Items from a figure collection
[START]

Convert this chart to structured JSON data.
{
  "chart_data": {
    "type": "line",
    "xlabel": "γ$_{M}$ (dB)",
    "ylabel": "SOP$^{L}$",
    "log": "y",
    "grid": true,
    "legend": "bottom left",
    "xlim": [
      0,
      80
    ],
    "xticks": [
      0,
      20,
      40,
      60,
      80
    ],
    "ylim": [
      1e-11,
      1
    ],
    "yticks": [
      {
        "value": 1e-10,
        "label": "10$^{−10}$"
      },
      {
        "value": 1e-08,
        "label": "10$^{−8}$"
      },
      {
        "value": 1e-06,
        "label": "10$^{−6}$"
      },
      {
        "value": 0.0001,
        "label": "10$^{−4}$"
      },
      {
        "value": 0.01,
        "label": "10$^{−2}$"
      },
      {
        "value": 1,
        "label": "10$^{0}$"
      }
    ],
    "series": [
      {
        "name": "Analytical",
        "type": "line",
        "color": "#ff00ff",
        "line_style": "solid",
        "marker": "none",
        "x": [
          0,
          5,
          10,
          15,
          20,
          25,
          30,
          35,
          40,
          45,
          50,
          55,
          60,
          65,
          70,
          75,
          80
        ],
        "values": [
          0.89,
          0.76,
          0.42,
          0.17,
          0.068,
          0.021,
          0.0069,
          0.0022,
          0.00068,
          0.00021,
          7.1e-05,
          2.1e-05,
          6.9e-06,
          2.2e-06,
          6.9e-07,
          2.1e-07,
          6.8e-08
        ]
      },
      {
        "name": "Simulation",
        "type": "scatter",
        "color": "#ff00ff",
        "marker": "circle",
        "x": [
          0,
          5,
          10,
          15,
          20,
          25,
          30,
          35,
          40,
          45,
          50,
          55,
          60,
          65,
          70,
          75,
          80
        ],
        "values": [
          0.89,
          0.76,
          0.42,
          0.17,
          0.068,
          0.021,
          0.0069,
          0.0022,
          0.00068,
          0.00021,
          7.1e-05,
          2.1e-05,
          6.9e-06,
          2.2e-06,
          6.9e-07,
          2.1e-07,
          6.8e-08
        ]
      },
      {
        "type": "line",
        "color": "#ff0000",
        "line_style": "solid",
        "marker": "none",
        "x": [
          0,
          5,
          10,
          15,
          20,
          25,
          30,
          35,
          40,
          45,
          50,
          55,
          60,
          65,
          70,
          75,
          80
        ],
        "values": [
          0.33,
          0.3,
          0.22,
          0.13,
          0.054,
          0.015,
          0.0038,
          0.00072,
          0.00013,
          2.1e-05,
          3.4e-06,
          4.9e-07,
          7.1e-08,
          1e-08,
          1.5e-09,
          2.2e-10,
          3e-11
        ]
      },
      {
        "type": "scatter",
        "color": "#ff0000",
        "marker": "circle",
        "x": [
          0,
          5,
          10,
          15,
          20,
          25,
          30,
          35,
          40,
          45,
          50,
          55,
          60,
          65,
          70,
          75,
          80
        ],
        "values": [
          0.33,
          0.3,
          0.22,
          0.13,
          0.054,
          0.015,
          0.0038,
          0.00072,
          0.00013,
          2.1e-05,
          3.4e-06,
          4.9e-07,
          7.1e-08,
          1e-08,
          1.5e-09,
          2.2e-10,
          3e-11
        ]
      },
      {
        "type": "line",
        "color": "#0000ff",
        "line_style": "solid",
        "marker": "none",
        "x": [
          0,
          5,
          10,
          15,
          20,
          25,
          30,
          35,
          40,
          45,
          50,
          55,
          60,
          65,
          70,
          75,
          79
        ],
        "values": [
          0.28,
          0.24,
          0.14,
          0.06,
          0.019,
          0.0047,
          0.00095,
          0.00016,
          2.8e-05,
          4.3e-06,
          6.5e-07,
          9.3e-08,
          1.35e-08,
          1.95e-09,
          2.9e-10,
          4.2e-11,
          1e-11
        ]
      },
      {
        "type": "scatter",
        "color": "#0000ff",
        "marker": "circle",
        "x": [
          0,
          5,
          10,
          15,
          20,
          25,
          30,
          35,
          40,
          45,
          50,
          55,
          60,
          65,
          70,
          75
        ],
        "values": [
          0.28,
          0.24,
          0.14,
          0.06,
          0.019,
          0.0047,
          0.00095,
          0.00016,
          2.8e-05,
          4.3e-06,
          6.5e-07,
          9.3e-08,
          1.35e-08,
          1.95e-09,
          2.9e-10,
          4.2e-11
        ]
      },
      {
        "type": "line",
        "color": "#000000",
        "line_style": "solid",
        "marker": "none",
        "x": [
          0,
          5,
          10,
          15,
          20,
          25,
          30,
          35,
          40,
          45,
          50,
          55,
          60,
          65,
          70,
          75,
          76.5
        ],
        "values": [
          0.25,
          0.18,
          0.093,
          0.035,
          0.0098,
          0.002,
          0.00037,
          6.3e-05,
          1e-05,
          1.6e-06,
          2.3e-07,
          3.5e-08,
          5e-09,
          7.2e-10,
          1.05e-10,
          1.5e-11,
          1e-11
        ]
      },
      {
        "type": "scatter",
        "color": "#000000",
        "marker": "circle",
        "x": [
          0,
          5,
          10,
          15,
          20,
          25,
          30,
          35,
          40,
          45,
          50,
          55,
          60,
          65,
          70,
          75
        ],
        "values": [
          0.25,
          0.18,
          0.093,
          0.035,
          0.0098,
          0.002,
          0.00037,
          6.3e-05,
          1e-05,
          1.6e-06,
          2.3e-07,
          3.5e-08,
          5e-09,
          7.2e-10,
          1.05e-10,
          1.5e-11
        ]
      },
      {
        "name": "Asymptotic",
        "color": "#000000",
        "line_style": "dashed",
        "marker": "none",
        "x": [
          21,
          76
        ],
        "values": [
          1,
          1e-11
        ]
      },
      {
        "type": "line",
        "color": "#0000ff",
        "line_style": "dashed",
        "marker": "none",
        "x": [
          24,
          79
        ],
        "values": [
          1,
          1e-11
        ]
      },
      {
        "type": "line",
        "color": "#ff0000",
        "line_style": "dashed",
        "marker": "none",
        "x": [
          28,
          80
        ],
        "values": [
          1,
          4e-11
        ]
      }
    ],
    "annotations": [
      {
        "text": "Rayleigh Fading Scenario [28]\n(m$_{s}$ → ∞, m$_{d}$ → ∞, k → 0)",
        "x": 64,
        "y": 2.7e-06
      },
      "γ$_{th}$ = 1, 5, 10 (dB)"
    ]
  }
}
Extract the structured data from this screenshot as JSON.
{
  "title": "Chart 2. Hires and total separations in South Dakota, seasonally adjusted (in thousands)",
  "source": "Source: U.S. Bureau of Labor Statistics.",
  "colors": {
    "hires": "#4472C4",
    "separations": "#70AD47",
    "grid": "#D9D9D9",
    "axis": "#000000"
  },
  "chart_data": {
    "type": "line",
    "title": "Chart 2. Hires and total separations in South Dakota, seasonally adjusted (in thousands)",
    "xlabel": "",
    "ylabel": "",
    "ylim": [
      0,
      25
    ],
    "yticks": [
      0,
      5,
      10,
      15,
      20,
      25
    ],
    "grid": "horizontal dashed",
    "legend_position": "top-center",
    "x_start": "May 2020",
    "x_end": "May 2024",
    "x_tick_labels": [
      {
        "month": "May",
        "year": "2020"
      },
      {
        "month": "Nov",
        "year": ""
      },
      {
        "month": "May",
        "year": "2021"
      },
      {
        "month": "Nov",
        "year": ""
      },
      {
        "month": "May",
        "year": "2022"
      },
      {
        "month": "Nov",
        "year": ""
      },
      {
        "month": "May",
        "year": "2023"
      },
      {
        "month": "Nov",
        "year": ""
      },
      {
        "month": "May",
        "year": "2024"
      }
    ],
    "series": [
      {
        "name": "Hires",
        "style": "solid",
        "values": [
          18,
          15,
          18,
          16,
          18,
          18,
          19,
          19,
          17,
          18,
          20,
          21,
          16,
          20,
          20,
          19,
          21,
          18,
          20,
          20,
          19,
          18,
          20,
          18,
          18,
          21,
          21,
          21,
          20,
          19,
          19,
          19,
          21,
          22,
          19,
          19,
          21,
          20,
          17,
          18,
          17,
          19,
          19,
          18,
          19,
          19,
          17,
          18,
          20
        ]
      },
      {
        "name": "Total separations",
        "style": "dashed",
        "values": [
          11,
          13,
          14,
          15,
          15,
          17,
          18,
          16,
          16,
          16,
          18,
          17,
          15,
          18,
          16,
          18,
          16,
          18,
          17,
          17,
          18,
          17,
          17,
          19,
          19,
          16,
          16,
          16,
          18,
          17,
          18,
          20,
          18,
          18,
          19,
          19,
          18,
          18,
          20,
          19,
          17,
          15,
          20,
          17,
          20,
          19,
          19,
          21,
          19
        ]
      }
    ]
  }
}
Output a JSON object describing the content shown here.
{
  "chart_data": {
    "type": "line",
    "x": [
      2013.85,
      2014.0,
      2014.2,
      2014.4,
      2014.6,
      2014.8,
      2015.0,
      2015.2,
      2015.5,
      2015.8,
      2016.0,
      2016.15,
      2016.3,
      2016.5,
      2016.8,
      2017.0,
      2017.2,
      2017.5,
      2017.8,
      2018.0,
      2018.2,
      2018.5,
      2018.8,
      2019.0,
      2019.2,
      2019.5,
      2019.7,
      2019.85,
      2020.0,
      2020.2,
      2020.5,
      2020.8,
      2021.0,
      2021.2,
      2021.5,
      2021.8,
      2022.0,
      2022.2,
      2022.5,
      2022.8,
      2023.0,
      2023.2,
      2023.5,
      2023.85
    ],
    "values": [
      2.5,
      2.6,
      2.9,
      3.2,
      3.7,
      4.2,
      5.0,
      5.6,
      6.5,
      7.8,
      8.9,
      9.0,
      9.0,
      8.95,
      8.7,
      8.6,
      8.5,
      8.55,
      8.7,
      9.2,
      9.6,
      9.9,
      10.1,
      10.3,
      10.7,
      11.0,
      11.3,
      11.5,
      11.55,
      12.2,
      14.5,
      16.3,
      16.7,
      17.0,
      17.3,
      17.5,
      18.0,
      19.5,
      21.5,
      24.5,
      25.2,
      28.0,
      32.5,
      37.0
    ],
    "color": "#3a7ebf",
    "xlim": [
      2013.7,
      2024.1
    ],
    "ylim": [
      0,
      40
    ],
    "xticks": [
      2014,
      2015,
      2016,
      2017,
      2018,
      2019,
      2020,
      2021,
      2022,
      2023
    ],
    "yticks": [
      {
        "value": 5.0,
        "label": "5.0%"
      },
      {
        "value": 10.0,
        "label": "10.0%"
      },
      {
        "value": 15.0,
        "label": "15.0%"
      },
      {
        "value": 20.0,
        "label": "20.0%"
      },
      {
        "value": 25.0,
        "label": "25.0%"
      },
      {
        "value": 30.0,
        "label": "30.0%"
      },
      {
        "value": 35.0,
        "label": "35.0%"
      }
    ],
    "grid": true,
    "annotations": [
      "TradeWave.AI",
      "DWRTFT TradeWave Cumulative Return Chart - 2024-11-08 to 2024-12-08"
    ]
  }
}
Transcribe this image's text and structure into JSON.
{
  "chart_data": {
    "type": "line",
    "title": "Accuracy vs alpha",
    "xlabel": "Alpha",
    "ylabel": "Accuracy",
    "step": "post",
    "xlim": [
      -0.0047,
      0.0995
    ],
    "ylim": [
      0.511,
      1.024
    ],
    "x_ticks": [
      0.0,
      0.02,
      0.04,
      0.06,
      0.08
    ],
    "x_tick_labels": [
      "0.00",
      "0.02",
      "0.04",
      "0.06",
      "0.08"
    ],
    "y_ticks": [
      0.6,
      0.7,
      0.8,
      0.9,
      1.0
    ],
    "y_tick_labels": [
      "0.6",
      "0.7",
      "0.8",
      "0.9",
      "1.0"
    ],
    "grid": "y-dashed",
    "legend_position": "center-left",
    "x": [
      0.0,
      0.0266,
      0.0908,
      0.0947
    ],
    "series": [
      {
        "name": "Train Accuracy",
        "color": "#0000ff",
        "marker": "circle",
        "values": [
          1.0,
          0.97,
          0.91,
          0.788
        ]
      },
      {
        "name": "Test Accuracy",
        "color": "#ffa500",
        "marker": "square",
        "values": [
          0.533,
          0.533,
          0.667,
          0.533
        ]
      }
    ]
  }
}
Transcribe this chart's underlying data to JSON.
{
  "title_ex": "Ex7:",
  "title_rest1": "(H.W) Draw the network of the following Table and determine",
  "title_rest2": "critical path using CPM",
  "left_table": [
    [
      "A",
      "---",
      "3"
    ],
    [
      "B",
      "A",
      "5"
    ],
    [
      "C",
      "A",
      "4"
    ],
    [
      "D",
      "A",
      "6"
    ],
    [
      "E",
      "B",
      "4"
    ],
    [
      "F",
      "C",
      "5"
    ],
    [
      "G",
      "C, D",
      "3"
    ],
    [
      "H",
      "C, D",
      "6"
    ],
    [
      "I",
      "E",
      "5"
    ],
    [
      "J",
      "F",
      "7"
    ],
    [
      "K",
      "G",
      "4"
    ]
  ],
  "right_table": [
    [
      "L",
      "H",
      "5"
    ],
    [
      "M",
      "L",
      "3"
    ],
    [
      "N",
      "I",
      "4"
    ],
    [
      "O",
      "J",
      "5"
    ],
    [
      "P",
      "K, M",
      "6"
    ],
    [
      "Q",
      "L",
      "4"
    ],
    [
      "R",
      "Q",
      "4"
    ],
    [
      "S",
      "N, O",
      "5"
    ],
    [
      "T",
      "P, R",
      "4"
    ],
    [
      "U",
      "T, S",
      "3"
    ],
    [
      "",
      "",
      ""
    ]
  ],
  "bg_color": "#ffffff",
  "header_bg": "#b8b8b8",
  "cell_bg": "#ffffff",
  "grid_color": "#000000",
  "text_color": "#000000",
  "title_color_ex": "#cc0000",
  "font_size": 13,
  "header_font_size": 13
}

[END]

From the records given above, copy all lines containing "structured".

Convert this chart to structured JSON data.
Extract the structured data from this screenshot as JSON.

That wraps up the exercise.